======== Data for the task ========

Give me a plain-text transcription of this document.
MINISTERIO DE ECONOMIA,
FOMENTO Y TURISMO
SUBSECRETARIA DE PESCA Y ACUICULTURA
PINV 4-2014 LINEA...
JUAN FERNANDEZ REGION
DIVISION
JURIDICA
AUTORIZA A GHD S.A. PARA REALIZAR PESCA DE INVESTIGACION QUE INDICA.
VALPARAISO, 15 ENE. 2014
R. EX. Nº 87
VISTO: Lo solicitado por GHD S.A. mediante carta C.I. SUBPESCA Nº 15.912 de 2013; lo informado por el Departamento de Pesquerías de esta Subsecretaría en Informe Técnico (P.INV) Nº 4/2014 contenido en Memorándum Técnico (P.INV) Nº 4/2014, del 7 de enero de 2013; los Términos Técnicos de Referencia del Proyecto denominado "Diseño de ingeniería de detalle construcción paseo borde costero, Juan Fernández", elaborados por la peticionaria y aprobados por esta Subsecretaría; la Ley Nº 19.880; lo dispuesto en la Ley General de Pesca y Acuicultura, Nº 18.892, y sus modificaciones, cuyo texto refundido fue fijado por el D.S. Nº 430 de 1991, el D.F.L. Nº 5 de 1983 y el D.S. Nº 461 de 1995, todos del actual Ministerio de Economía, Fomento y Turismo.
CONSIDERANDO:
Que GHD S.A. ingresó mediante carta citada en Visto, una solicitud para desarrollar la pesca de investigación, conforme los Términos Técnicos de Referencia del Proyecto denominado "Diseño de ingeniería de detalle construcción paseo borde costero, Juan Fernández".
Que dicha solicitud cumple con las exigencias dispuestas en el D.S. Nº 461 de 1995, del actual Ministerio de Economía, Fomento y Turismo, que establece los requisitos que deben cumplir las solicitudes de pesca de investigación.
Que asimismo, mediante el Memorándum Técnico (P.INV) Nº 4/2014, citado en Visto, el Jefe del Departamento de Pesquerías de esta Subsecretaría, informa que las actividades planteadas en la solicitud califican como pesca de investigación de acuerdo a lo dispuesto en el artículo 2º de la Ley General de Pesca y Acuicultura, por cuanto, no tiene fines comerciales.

========

What the exercise asks: Please restate the whole listing word for word.

Finished answer:
Give me a plain-text transcription of this document.
MINISTERIO DE ECONOMIA,
FOMENTO Y TURISMO
SUBSECRETARIA DE PESCA Y ACUICULTURA
PINV 4-2014 LINEA...
JUAN FERNANDEZ REGION
DIVISION
JURIDICA
AUTORIZA A GHD S.A. PARA REALIZAR PESCA DE INVESTIGACION QUE INDICA.
VALPARAISO, 15 ENE. 2014
R. EX. Nº 87
VISTO: Lo solicitado por GHD S.A. mediante carta C.I. SUBPESCA Nº 15.912 de 2013; lo informado por el Departamento de Pesquerías de esta Subsecretaría en Informe Técnico (P.INV) Nº 4/2014 contenido en Memorándum Técnico (P.INV) Nº 4/2014, del 7 de enero de 2013; los Términos Técnicos de Referencia del Proyecto denominado "Diseño de ingeniería de detalle construcción paseo borde costero, Juan Fernández", elaborados por la peticionaria y aprobados por esta Subsecretaría; la Ley Nº 19.880; lo dispuesto en la Ley General de Pesca y Acuicultura, Nº 18.892, y sus modificaciones, cuyo texto refundido fue fijado por el D.S. Nº 430 de 1991, el D.F.L. Nº 5 de 1983 y el D.S. Nº 461 de 1995, todos del actual Ministerio de Economía, Fomento y Turismo.
CONSIDERANDO:
Que GHD S.A. ingresó mediante carta citada en Visto, una solicitud para desarrollar la pesca de investigación, conforme los Términos Técnicos de Referencia del Proyecto denominado "Diseño de ingeniería de detalle construcción paseo borde costero, Juan Fernández".
Que dicha solicitud cumple con las exigencias dispuestas en el D.S. Nº 461 de 1995, del actual Ministerio de Economía, Fomento y Turismo, que establece los requisitos que deben cumplir las solicitudes de pesca de investigación.
Que asimismo, mediante el Memorándum Técnico (P.INV) Nº 4/2014, citado en Visto, el Jefe del Departamento de Pesquerías de esta Subsecretaría, informa que las actividades planteadas en la solicitud califican como pesca de investigación de acuerdo a lo dispuesto en el artículo 2º de la Ley General de Pesca y Acuicultura, por cuanto, no tiene fines comerciales.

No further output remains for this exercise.